* _Directions for this task_:
Copy out the entries in full and with complete accuracy; pictures are excluded.

(Stored dataset items)
- - -

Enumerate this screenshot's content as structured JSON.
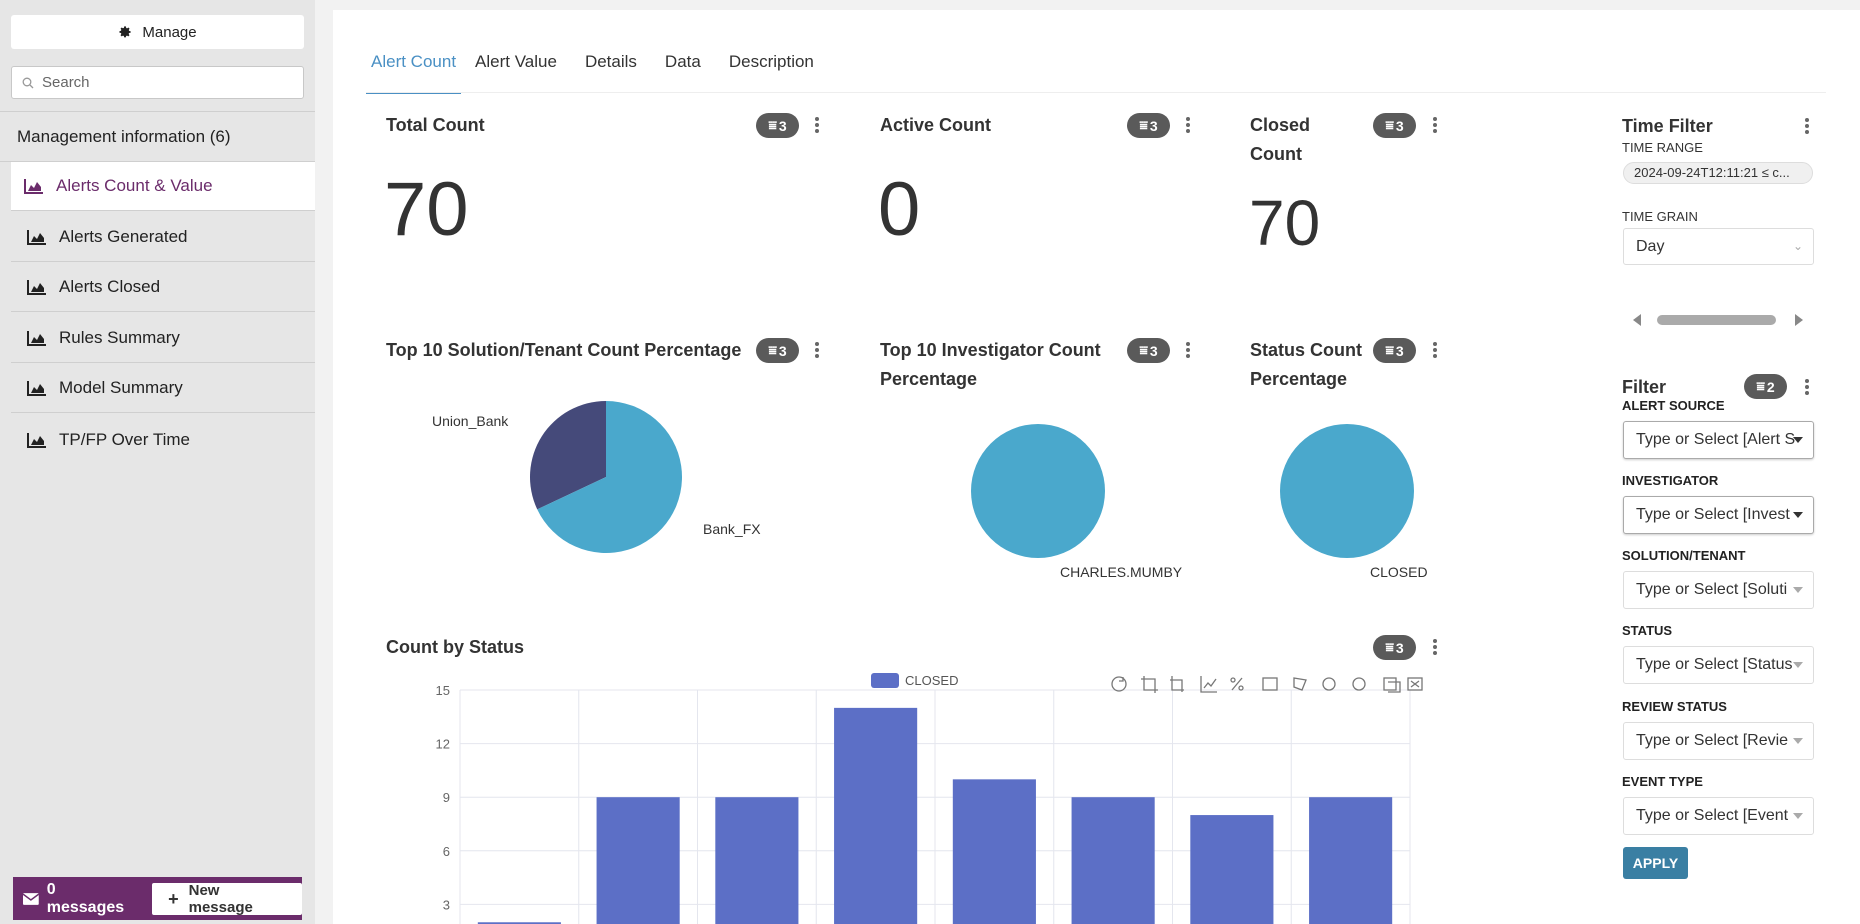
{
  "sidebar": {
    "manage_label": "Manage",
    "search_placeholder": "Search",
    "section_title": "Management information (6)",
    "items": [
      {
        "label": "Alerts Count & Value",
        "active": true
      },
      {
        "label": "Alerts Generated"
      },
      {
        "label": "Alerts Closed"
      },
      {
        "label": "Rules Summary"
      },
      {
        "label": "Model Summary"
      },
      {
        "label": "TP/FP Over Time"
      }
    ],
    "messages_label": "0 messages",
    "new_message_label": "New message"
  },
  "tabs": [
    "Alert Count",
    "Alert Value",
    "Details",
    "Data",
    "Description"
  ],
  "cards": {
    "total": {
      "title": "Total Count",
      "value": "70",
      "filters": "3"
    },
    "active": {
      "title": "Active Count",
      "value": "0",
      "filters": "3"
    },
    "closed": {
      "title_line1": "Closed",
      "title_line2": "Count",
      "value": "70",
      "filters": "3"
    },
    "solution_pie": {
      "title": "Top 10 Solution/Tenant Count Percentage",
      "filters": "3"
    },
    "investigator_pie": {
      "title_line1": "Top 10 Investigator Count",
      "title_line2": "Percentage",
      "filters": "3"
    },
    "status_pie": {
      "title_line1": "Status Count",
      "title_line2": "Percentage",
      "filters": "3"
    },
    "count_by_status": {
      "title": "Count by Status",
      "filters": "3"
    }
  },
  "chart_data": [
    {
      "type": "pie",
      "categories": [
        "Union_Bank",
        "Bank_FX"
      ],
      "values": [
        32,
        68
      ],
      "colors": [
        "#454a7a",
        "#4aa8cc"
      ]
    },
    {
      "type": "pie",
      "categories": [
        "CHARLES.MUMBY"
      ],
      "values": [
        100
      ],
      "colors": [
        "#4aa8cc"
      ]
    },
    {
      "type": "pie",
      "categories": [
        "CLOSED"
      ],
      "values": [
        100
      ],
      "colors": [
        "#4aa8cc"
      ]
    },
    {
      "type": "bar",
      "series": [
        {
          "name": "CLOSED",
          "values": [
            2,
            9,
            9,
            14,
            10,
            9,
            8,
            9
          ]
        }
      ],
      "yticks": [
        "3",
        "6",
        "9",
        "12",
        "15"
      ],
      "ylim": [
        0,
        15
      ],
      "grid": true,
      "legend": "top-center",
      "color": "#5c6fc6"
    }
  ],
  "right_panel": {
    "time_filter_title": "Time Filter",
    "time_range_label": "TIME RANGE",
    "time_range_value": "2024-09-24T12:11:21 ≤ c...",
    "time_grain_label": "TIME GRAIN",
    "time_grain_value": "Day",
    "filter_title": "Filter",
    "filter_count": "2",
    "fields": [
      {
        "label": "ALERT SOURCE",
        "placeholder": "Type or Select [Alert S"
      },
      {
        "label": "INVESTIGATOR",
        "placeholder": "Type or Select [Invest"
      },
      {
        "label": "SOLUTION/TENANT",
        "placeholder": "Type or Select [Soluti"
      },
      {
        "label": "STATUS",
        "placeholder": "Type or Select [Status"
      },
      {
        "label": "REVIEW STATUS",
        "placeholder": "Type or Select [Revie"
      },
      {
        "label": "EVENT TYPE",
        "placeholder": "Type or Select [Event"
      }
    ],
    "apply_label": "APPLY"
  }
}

- - -

* _The reply_:
Enumerate this screenshot's content as structured JSON.
{
  "sidebar": {
    "manage_label": "Manage",
    "search_placeholder": "Search",
    "section_title": "Management information (6)",
    "items": [
      {
        "label": "Alerts Count & Value",
        "active": true
      },
      {
        "label": "Alerts Generated"
      },
      {
        "label": "Alerts Closed"
      },
      {
        "label": "Rules Summary"
      },
      {
        "label": "Model Summary"
      },
      {
        "label": "TP/FP Over Time"
      }
    ],
    "messages_label": "0 messages",
    "new_message_label": "New message"
  },
  "tabs": [
    "Alert Count",
    "Alert Value",
    "Details",
    "Data",
    "Description"
  ],
  "cards": {
    "total": {
      "title": "Total Count",
      "value": "70",
      "filters": "3"
    },
    "active": {
      "title": "Active Count",
      "value": "0",
      "filters": "3"
    },
    "closed": {
      "title_line1": "Closed",
      "title_line2": "Count",
      "value": "70",
      "filters": "3"
    },
    "solution_pie": {
      "title": "Top 10 Solution/Tenant Count Percentage",
      "filters": "3"
    },
    "investigator_pie": {
      "title_line1": "Top 10 Investigator Count",
      "title_line2": "Percentage",
      "filters": "3"
    },
    "status_pie": {
      "title_line1": "Status Count",
      "title_line2": "Percentage",
      "filters": "3"
    },
    "count_by_status": {
      "title": "Count by Status",
      "filters": "3"
    }
  },
  "chart_data": [
    {
      "type": "pie",
      "categories": [
        "Union_Bank",
        "Bank_FX"
      ],
      "values": [
        32,
        68
      ],
      "colors": [
        "#454a7a",
        "#4aa8cc"
      ]
    },
    {
      "type": "pie",
      "categories": [
        "CHARLES.MUMBY"
      ],
      "values": [
        100
      ],
      "colors": [
        "#4aa8cc"
      ]
    },
    {
      "type": "pie",
      "categories": [
        "CLOSED"
      ],
      "values": [
        100
      ],
      "colors": [
        "#4aa8cc"
      ]
    },
    {
      "type": "bar",
      "series": [
        {
          "name": "CLOSED",
          "values": [
            2,
            9,
            9,
            14,
            10,
            9,
            8,
            9
          ]
        }
      ],
      "yticks": [
        "3",
        "6",
        "9",
        "12",
        "15"
      ],
      "ylim": [
        0,
        15
      ],
      "grid": true,
      "legend": "top-center",
      "color": "#5c6fc6"
    }
  ],
  "right_panel": {
    "time_filter_title": "Time Filter",
    "time_range_label": "TIME RANGE",
    "time_range_value": "2024-09-24T12:11:21 ≤ c...",
    "time_grain_label": "TIME GRAIN",
    "time_grain_value": "Day",
    "filter_title": "Filter",
    "filter_count": "2",
    "fields": [
      {
        "label": "ALERT SOURCE",
        "placeholder": "Type or Select [Alert S"
      },
      {
        "label": "INVESTIGATOR",
        "placeholder": "Type or Select [Invest"
      },
      {
        "label": "SOLUTION/TENANT",
        "placeholder": "Type or Select [Soluti"
      },
      {
        "label": "STATUS",
        "placeholder": "Type or Select [Status"
      },
      {
        "label": "REVIEW STATUS",
        "placeholder": "Type or Select [Revie"
      },
      {
        "label": "EVENT TYPE",
        "placeholder": "Type or Select [Event"
      }
    ],
    "apply_label": "APPLY"
  }
}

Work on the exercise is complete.